(Figure record listings)
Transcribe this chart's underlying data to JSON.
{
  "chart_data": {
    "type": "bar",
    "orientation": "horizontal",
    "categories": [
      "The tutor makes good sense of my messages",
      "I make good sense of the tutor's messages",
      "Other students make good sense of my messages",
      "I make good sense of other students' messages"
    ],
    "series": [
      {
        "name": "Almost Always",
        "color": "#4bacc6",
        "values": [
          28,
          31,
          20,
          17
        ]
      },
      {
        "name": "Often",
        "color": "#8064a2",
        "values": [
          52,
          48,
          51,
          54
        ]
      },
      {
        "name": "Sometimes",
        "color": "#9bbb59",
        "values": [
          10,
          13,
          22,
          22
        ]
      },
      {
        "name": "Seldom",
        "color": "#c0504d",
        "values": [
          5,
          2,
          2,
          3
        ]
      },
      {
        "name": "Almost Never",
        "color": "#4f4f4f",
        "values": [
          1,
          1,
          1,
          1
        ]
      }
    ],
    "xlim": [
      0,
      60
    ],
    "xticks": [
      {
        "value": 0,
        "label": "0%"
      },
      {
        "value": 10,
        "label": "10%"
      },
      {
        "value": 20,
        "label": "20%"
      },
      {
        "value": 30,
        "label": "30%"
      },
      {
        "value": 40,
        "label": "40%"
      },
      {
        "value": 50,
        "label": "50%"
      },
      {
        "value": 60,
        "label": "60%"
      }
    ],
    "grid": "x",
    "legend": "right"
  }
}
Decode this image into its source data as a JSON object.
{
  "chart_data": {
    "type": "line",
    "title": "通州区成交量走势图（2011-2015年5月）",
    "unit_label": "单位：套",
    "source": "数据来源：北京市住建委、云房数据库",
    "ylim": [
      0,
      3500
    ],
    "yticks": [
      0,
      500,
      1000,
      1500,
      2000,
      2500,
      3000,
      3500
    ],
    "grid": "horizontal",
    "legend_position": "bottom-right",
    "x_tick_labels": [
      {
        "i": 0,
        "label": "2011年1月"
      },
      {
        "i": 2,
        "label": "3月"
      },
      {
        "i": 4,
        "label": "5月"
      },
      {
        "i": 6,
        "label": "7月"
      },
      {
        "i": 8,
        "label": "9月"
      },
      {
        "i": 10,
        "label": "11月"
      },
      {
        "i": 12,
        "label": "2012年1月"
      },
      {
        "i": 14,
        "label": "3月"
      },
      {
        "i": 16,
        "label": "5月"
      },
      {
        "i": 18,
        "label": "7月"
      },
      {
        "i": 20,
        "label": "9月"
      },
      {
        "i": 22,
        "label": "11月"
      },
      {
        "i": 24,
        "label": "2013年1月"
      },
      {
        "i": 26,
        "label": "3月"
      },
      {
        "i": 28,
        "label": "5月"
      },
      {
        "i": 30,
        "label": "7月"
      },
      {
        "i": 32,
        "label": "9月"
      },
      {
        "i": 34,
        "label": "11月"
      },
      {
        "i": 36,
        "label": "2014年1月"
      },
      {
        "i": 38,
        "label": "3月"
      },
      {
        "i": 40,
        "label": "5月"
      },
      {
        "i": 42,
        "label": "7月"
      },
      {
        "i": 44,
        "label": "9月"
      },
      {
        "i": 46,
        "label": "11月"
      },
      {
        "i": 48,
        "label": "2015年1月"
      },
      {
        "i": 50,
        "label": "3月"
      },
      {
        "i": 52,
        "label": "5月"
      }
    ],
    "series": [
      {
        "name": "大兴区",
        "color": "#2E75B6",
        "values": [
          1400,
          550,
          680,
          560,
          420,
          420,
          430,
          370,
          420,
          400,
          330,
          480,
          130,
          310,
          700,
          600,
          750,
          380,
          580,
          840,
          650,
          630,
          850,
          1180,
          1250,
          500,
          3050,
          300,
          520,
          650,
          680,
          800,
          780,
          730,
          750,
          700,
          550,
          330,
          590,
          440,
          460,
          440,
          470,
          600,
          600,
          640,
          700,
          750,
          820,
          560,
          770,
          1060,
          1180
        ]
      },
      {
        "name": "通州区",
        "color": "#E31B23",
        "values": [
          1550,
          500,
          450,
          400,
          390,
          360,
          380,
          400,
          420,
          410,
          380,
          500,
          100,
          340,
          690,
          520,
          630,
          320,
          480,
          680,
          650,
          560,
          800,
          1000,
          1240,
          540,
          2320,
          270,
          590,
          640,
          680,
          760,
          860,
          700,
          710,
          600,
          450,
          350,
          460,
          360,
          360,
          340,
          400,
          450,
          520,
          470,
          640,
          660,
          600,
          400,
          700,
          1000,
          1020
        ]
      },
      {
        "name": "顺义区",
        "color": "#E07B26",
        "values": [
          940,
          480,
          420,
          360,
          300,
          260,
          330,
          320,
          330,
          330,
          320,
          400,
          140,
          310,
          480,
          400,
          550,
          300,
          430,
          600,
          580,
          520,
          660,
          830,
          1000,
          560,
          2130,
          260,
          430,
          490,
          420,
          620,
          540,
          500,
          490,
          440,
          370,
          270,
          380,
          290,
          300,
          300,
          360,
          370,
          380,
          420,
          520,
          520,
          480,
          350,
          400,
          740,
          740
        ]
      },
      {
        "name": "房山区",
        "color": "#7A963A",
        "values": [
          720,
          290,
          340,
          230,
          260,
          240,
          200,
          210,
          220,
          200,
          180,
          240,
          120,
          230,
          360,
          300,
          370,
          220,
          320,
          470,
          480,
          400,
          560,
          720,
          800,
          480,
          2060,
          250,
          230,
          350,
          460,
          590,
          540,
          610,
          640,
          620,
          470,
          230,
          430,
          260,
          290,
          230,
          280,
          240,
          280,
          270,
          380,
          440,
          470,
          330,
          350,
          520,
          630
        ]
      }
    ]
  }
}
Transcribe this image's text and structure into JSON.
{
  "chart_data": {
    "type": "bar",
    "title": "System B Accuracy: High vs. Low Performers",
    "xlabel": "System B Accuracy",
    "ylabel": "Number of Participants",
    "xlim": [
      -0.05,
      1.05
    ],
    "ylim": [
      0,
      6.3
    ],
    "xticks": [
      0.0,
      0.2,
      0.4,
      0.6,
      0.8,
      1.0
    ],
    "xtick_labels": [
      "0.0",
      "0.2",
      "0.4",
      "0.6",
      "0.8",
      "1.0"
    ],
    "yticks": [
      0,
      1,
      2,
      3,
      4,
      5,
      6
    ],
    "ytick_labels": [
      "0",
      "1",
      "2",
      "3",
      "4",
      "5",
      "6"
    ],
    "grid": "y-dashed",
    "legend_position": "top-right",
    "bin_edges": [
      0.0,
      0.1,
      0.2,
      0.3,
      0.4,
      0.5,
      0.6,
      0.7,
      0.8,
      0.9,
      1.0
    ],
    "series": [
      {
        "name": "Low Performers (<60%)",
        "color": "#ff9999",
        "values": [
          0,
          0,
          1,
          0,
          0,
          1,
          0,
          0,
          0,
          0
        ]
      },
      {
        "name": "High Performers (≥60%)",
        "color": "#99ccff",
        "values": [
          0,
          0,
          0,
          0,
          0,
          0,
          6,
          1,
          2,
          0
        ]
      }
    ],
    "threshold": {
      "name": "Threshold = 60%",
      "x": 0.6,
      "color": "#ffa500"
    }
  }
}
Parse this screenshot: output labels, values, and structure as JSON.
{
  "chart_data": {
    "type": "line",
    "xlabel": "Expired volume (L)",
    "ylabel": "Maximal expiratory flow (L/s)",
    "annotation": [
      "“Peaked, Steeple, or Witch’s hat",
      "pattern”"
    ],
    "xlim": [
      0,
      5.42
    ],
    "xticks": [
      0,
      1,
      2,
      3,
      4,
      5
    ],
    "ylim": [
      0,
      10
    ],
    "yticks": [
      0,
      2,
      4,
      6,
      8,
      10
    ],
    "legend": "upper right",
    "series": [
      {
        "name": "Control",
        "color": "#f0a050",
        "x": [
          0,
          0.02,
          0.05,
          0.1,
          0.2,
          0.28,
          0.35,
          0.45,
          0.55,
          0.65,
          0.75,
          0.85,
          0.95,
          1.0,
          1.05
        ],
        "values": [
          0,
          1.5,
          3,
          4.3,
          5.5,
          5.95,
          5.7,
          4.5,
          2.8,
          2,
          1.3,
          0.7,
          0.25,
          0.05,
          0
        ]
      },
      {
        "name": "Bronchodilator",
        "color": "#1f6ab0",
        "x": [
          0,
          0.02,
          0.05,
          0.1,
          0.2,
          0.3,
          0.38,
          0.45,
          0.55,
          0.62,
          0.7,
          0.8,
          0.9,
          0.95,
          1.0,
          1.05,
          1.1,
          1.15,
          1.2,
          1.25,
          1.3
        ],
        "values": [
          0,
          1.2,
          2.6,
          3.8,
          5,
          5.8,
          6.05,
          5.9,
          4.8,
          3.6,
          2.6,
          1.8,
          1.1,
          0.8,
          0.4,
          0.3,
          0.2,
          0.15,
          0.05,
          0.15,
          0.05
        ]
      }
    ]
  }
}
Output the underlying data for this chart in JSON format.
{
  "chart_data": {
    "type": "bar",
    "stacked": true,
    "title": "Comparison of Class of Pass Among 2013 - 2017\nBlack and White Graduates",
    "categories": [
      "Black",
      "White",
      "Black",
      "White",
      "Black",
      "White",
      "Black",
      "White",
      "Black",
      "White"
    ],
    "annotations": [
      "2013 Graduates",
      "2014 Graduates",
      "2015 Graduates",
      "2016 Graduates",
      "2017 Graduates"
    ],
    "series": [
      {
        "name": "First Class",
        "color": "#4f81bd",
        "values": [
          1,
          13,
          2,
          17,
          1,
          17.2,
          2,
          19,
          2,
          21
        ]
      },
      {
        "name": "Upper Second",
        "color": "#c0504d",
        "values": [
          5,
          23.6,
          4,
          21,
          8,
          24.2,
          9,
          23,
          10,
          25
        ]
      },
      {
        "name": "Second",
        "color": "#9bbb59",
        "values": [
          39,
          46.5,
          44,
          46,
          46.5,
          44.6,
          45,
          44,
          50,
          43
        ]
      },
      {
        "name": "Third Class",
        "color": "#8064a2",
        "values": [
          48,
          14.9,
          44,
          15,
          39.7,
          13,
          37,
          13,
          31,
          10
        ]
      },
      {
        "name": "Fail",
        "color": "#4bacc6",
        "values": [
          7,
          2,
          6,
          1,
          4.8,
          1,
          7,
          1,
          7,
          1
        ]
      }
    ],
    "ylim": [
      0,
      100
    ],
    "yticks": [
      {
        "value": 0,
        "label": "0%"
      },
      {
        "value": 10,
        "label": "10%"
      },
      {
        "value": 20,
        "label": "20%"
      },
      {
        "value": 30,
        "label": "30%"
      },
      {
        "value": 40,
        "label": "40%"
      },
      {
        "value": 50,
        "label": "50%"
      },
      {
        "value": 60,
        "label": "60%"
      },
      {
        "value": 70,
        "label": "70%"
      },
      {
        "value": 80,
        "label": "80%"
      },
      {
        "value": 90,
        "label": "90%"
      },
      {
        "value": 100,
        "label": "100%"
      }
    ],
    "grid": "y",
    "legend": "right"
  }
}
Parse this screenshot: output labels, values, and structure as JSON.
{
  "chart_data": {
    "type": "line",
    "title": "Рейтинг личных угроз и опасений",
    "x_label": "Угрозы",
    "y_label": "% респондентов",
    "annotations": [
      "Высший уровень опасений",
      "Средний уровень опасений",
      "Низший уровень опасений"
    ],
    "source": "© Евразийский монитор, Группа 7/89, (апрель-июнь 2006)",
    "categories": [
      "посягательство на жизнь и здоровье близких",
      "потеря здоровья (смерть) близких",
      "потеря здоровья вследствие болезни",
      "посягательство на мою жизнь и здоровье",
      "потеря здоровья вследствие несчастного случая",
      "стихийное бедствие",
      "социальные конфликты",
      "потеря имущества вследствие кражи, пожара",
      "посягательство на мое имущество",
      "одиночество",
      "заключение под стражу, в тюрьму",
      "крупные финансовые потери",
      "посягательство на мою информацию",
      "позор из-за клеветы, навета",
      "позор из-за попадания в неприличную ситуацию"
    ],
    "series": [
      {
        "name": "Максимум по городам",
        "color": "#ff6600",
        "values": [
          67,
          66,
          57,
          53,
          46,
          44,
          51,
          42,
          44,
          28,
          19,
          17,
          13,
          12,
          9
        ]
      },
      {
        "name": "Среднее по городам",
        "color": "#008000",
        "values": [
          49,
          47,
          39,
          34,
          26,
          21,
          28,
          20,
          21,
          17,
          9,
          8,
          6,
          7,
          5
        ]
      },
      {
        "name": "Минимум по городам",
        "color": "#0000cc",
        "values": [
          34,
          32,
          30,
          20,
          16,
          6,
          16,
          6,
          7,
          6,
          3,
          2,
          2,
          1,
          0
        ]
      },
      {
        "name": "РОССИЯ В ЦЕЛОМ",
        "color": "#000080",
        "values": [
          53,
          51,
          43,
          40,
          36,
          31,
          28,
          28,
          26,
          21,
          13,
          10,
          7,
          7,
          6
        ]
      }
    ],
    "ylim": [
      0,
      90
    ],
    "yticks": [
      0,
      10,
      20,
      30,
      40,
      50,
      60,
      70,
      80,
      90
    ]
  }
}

** Set task **
Of the lines in the material above, state how many contain the string "into"; give no other text.

** Correct result **
2